### What is asked
Of all the lines here, how many include the string "checked"? Answer with the number only.

━━ Data lines ━━

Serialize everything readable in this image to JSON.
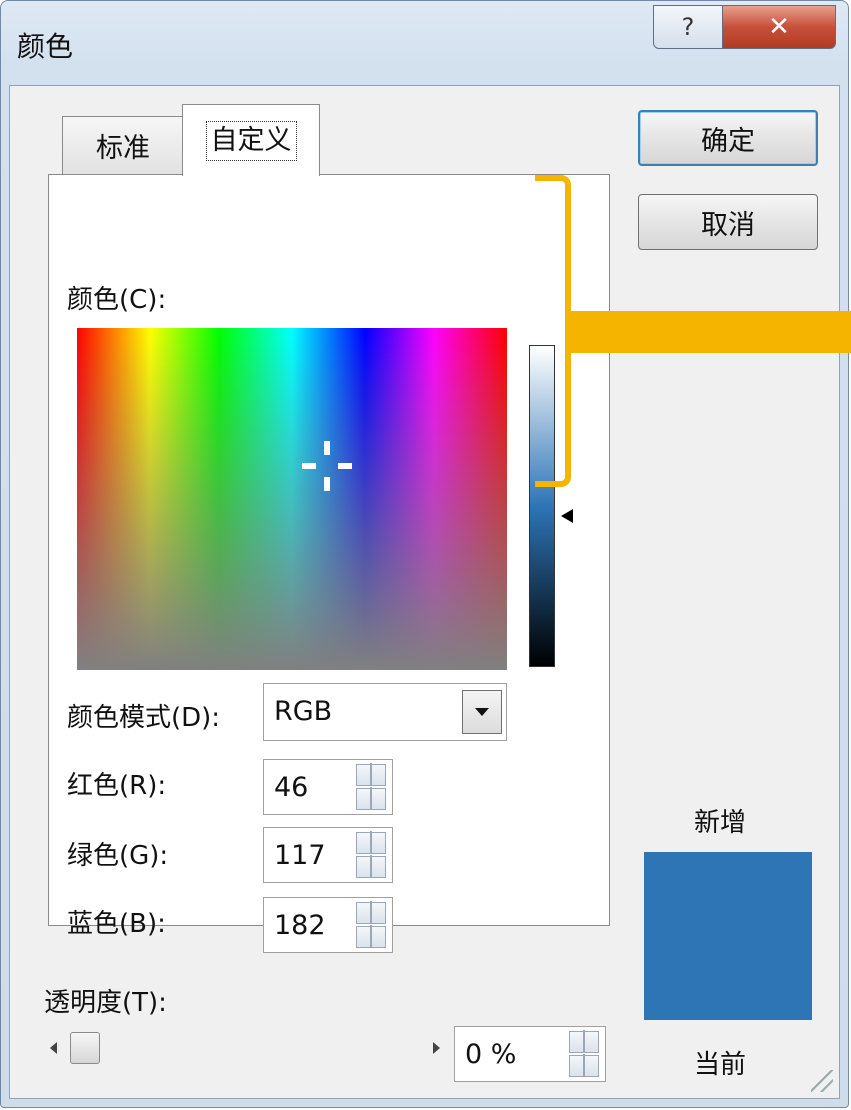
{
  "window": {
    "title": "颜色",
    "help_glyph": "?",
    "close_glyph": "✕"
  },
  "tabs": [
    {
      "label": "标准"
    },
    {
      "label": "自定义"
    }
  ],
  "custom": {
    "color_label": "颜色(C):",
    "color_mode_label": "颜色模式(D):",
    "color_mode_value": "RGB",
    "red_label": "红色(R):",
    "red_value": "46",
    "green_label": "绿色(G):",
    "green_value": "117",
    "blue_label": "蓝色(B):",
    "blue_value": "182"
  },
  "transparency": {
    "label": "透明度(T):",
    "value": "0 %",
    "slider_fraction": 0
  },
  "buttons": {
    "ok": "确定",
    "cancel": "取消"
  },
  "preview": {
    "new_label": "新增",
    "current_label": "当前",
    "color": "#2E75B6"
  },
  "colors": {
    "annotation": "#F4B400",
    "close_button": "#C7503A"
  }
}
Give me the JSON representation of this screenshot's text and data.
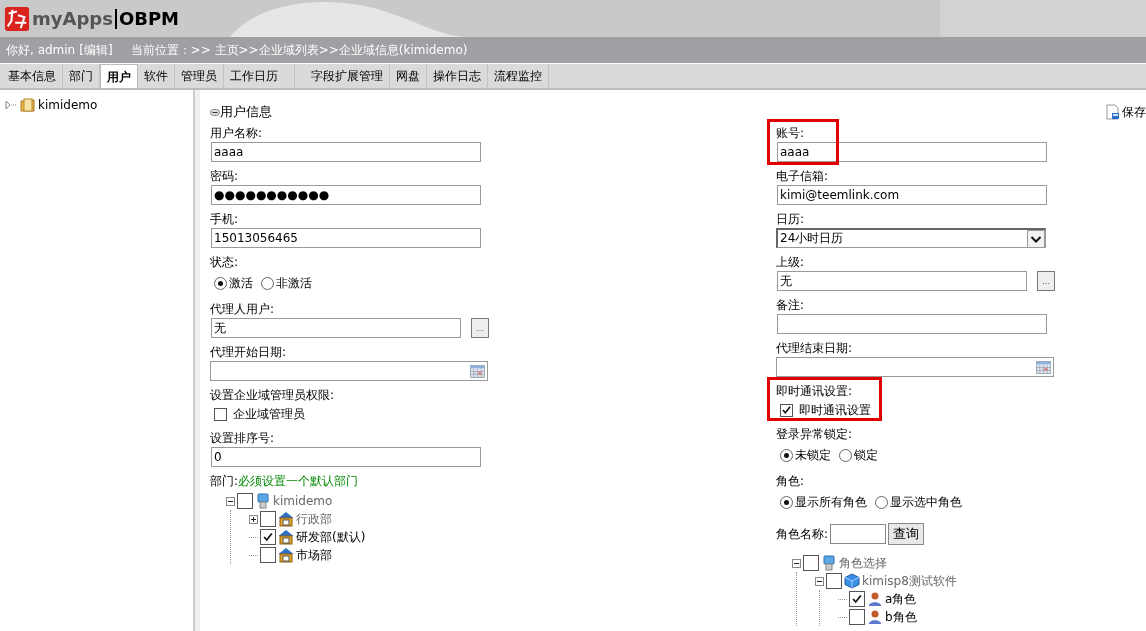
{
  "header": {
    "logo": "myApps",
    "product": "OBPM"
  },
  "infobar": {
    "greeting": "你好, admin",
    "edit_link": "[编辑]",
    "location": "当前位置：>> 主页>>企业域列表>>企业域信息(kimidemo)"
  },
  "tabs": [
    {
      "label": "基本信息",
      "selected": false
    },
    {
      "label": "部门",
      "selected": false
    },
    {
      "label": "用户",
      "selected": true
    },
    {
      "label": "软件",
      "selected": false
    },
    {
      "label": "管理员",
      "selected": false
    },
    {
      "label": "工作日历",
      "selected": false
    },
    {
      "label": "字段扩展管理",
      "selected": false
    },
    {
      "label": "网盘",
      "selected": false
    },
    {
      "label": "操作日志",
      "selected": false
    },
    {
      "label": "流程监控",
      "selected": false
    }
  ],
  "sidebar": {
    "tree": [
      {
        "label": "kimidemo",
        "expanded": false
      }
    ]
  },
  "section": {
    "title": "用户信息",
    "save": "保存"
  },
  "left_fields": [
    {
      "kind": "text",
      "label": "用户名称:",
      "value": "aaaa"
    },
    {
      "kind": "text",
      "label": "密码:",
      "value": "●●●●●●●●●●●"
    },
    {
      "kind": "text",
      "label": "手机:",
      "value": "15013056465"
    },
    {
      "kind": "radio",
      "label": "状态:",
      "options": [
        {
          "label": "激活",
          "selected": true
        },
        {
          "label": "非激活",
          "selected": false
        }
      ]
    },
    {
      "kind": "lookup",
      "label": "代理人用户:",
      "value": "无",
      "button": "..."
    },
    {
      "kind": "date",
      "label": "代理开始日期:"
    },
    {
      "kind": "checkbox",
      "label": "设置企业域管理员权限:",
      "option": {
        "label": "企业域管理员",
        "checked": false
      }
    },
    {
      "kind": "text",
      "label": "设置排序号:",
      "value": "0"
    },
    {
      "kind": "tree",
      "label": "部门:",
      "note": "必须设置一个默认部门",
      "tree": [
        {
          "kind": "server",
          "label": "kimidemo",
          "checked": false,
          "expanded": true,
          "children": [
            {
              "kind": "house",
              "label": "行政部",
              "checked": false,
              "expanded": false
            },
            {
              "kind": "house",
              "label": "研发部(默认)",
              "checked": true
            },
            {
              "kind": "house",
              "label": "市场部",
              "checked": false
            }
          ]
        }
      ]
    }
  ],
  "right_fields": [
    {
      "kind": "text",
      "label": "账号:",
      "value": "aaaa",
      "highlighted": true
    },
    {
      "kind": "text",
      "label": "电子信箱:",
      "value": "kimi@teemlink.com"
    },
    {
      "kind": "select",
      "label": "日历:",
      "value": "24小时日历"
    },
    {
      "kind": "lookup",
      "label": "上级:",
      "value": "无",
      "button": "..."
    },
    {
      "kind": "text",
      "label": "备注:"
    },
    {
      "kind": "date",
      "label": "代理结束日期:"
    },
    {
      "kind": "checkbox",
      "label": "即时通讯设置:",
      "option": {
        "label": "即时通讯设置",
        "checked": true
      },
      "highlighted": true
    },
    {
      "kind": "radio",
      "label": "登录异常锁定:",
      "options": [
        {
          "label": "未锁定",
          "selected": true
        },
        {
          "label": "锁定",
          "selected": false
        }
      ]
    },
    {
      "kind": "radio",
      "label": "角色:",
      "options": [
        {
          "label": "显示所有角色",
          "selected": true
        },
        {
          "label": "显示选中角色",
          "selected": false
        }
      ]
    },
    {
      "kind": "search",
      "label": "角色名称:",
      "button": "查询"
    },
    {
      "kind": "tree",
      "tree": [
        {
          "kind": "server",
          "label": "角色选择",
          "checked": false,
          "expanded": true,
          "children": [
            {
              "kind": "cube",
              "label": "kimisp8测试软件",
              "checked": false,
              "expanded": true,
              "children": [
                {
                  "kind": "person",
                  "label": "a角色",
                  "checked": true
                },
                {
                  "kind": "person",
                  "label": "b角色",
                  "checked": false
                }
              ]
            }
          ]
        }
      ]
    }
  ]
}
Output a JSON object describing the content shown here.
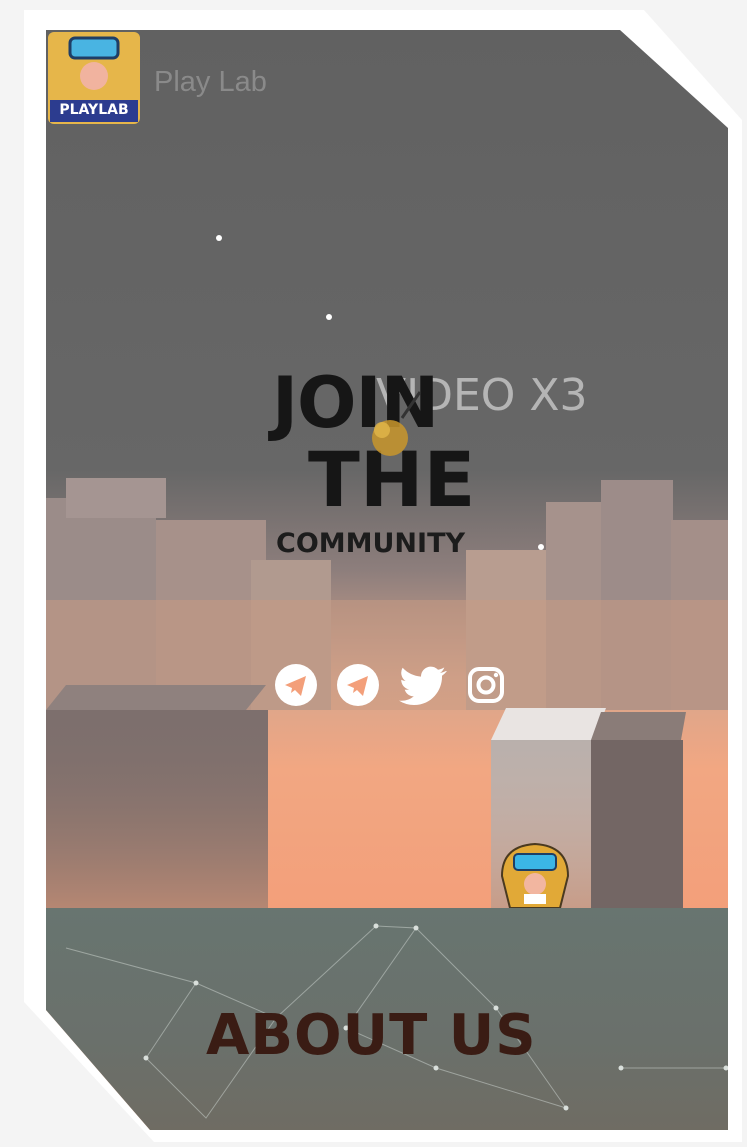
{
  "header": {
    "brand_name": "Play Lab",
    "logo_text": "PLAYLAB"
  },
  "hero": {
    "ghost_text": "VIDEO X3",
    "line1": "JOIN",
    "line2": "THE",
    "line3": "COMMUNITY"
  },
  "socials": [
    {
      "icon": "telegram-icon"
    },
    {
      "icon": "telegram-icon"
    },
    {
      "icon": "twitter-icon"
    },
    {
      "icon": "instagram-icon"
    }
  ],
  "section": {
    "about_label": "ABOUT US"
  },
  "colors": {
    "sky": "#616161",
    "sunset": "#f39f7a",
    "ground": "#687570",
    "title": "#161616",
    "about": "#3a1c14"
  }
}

━━━

### Written reply
10